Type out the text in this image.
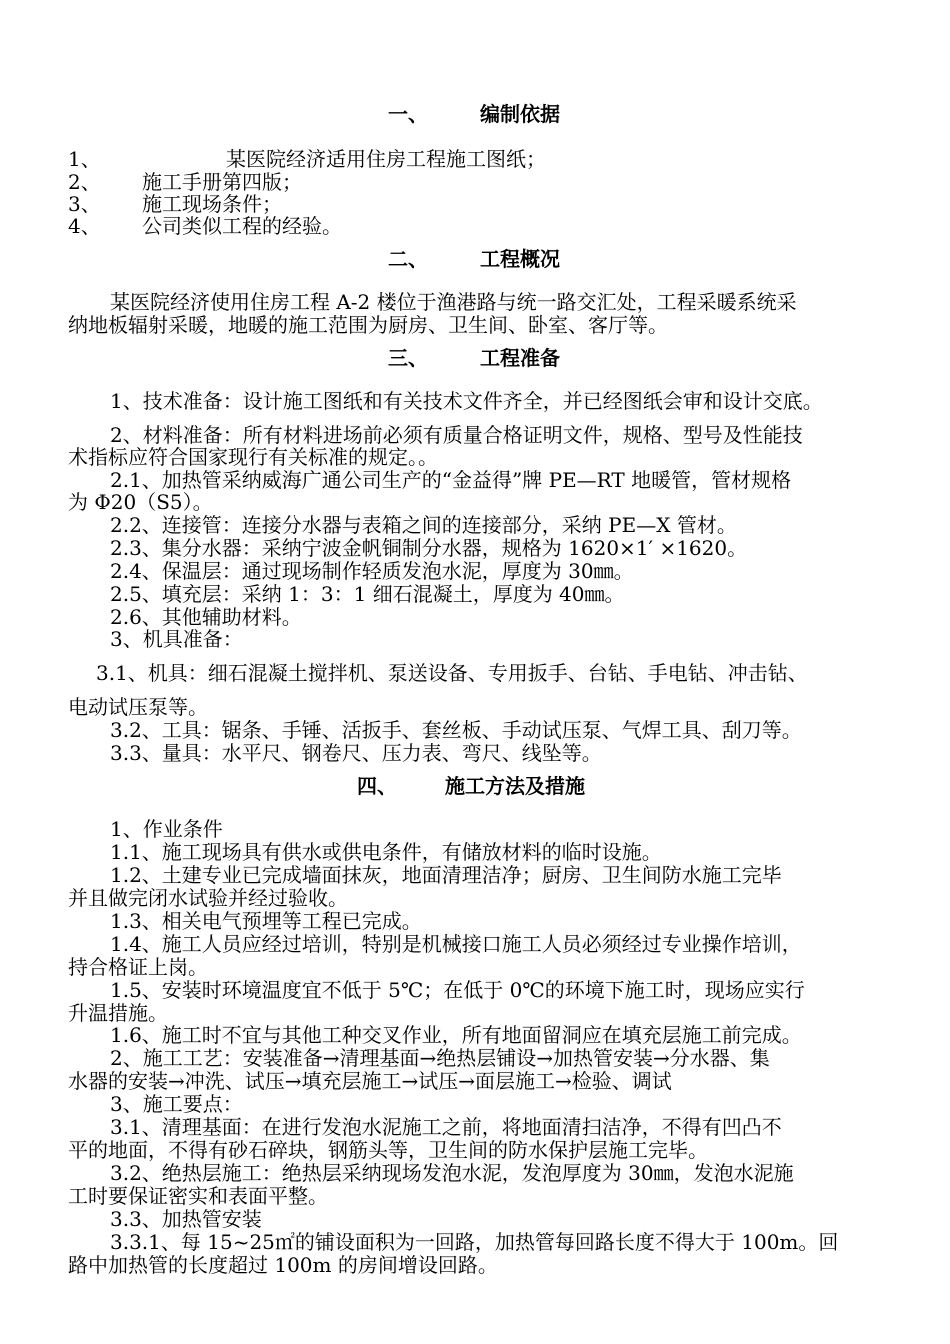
一、	编制依据
1、	某医院经济适用住房工程施工图纸；
2、 施工手册第四版；
3、 施工现场条件；
4、 公司类似工程的经验。
二、	工程概况
某医院经济使用住房工程 A-2 楼位于渔港路与统一路交汇处，工程采暖系统采
纳地板辐射采暖，地暖的施工范围为厨房、卫生间、卧室、客厅等。
三、	工程准备
1、技术准备：设计施工图纸和有关技术文件齐全，并已经图纸会审和设计交底。
2、材料准备：所有材料进场前必须有质量合格证明文件，规格、型号及性能技
术指标应符合国家现行有关标准的规定。。
2.1、加热管采纳威海广通公司生产的“金益得”牌 PE—RT 地暖管，管材规格
为 Φ20（S5）。
2.2、连接管：连接分水器与表箱之间的连接部分，采纳 PE—X 管材。
2.3、集分水器：采纳宁波金帆铜制分水器，规格为 1620×1′ ×1620。
2.4、保温层：通过现场制作轻质发泡水泥，厚度为 30㎜。
2.5、填充层：采纳 1：3：1 细石混凝土，厚度为 40㎜。
2.6、其他辅助材料。
3、机具准备：
3.1、机具：细石混凝土搅拌机、泵送设备、专用扳手、台钻、手电钻、冲击钻、
电动试压泵等。
3.2、工具：锯条、手锤、活扳手、套丝板、手动试压泵、气焊工具、刮刀等。
3.3、量具：水平尺、钢卷尺、压力表、弯尺、线坠等。
四、 施工方法及措施
1、作业条件
1.1、施工现场具有供水或供电条件，有储放材料的临时设施。
1.2、土建专业已完成墙面抹灰，地面清理洁净；厨房、卫生间防水施工完毕
并且做完闭水试验并经过验收。
1.3、相关电气预埋等工程已完成。
1.4、施工人员应经过培训，特别是机械接口施工人员必须经过专业操作培训，
持合格证上岗。
1.5、安装时环境温度宜不低于 5℃；在低于 0℃的环境下施工时，现场应实行
升温措施。
1.6、施工时不宜与其他工种交叉作业，所有地面留洞应在填充层施工前完成。
2、施工工艺：安装准备→清理基面→绝热层铺设→加热管安装→分水器、集
水器的安装→冲洗、试压→填充层施工→试压→面层施工→检验、调试
3、施工要点：
3.1、清理基面：在进行发泡水泥施工之前，将地面清扫洁净，不得有凹凸不
平的地面，不得有砂石碎块，钢筋头等，卫生间的防水保护层施工完毕。
3.2、绝热层施工：绝热层采纳现场发泡水泥，发泡厚度为 30㎜，发泡水泥施
工时要保证密实和表面平整。
3.3、加热管安装
3.3.1、每 15~25㎡的铺设面积为一回路，加热管每回路长度不得大于 100m。回
路中加热管的长度超过 100m 的房间增设回路。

◆ ◆ ◆ ◆

• **WHAT YOU NEED TO DO**: Output the material word for word, omitting its pictures.

• **EXERCISE SOLUTION**:
Type out the text in this image.
一、	编制依据
1、	某医院经济适用住房工程施工图纸；
2、 施工手册第四版；
3、 施工现场条件；
4、 公司类似工程的经验。
二、	工程概况
某医院经济使用住房工程 A-2 楼位于渔港路与统一路交汇处，工程采暖系统采
纳地板辐射采暖，地暖的施工范围为厨房、卫生间、卧室、客厅等。
三、	工程准备
1、技术准备：设计施工图纸和有关技术文件齐全，并已经图纸会审和设计交底。
2、材料准备：所有材料进场前必须有质量合格证明文件，规格、型号及性能技
术指标应符合国家现行有关标准的规定。。
2.1、加热管采纳威海广通公司生产的“金益得”牌 PE—RT 地暖管，管材规格
为 Φ20（S5）。
2.2、连接管：连接分水器与表箱之间的连接部分，采纳 PE—X 管材。
2.3、集分水器：采纳宁波金帆铜制分水器，规格为 1620×1′ ×1620。
2.4、保温层：通过现场制作轻质发泡水泥，厚度为 30㎜。
2.5、填充层：采纳 1：3：1 细石混凝土，厚度为 40㎜。
2.6、其他辅助材料。
3、机具准备：
3.1、机具：细石混凝土搅拌机、泵送设备、专用扳手、台钻、手电钻、冲击钻、
电动试压泵等。
3.2、工具：锯条、手锤、活扳手、套丝板、手动试压泵、气焊工具、刮刀等。
3.3、量具：水平尺、钢卷尺、压力表、弯尺、线坠等。
四、 施工方法及措施
1、作业条件
1.1、施工现场具有供水或供电条件，有储放材料的临时设施。
1.2、土建专业已完成墙面抹灰，地面清理洁净；厨房、卫生间防水施工完毕
并且做完闭水试验并经过验收。
1.3、相关电气预埋等工程已完成。
1.4、施工人员应经过培训，特别是机械接口施工人员必须经过专业操作培训，
持合格证上岗。
1.5、安装时环境温度宜不低于 5℃；在低于 0℃的环境下施工时，现场应实行
升温措施。
1.6、施工时不宜与其他工种交叉作业，所有地面留洞应在填充层施工前完成。
2、施工工艺：安装准备→清理基面→绝热层铺设→加热管安装→分水器、集
水器的安装→冲洗、试压→填充层施工→试压→面层施工→检验、调试
3、施工要点：
3.1、清理基面：在进行发泡水泥施工之前，将地面清扫洁净，不得有凹凸不
平的地面，不得有砂石碎块，钢筋头等，卫生间的防水保护层施工完毕。
3.2、绝热层施工：绝热层采纳现场发泡水泥，发泡厚度为 30㎜，发泡水泥施
工时要保证密实和表面平整。
3.3、加热管安装
3.3.1、每 15~25㎡的铺设面积为一回路，加热管每回路长度不得大于 100m。回
路中加热管的长度超过 100m 的房间增设回路。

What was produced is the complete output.